Raw records
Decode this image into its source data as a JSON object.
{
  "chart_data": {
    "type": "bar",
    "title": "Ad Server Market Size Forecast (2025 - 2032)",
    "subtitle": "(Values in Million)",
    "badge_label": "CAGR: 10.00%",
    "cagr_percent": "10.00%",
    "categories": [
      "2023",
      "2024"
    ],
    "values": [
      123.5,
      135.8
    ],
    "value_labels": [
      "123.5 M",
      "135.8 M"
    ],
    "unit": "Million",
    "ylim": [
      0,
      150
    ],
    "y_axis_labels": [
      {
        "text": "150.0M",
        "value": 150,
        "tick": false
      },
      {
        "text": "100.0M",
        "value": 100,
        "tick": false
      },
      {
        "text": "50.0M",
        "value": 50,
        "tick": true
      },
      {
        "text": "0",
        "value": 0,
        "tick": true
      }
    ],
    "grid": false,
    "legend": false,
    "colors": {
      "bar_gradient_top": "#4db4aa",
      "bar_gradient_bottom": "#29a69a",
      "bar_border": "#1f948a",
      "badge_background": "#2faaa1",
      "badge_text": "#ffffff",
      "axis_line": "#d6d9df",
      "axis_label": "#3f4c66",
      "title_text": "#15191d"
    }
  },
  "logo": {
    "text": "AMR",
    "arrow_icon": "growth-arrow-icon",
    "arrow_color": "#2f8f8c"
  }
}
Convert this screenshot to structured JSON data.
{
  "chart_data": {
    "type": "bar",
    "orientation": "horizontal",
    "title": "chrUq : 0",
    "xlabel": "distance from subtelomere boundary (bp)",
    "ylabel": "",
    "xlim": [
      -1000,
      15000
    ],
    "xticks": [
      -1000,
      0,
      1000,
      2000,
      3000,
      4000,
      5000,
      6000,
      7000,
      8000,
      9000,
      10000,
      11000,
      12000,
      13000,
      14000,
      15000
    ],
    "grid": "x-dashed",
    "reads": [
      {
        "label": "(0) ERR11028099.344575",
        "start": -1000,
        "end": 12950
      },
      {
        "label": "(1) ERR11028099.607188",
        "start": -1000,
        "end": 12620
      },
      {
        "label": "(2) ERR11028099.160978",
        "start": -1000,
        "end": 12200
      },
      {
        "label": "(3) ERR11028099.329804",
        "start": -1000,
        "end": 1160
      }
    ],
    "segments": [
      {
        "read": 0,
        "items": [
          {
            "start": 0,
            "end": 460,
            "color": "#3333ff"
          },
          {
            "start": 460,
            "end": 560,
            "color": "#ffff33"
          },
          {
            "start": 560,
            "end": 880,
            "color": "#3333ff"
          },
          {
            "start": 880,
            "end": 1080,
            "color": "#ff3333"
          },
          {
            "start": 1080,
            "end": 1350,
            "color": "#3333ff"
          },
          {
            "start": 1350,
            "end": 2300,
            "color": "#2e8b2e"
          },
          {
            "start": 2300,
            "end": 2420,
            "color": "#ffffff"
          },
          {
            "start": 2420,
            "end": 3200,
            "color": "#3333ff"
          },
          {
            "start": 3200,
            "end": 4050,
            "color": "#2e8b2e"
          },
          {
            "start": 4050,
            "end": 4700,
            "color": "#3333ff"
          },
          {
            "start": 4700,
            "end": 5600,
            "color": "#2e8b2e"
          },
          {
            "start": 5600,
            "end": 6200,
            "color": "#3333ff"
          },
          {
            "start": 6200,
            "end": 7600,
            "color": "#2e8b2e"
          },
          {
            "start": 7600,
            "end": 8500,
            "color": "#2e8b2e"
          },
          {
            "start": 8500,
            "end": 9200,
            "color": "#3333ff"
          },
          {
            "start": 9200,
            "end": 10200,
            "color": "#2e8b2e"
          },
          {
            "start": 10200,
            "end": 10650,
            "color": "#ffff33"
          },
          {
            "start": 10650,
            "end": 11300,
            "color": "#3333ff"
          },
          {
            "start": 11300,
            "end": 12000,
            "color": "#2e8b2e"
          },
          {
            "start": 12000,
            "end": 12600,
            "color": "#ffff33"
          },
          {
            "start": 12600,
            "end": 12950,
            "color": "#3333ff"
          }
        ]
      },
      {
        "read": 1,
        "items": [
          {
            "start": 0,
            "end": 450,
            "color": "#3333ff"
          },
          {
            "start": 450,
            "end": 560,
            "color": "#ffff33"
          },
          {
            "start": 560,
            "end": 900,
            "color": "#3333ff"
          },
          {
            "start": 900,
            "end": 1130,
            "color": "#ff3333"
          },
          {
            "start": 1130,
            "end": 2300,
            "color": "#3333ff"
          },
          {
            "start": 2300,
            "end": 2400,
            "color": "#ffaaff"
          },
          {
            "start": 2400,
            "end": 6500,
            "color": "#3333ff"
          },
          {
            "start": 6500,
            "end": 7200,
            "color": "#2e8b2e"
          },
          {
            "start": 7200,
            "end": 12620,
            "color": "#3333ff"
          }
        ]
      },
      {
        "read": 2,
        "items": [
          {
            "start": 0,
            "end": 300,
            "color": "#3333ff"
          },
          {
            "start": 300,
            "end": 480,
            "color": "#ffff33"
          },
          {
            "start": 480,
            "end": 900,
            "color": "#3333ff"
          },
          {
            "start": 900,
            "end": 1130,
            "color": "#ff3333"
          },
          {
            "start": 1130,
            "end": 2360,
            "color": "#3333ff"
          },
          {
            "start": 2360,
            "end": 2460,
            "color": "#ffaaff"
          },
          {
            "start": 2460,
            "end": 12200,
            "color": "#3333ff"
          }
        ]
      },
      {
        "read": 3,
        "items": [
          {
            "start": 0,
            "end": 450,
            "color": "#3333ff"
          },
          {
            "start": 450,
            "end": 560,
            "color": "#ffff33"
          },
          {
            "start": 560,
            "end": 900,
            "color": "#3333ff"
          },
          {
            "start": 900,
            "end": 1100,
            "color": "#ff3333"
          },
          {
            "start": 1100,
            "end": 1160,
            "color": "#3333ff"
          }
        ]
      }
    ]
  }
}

- Work to do
Give the count of lines in the data shown above that contain "JSON", and nothing else.

- Finished exercise
2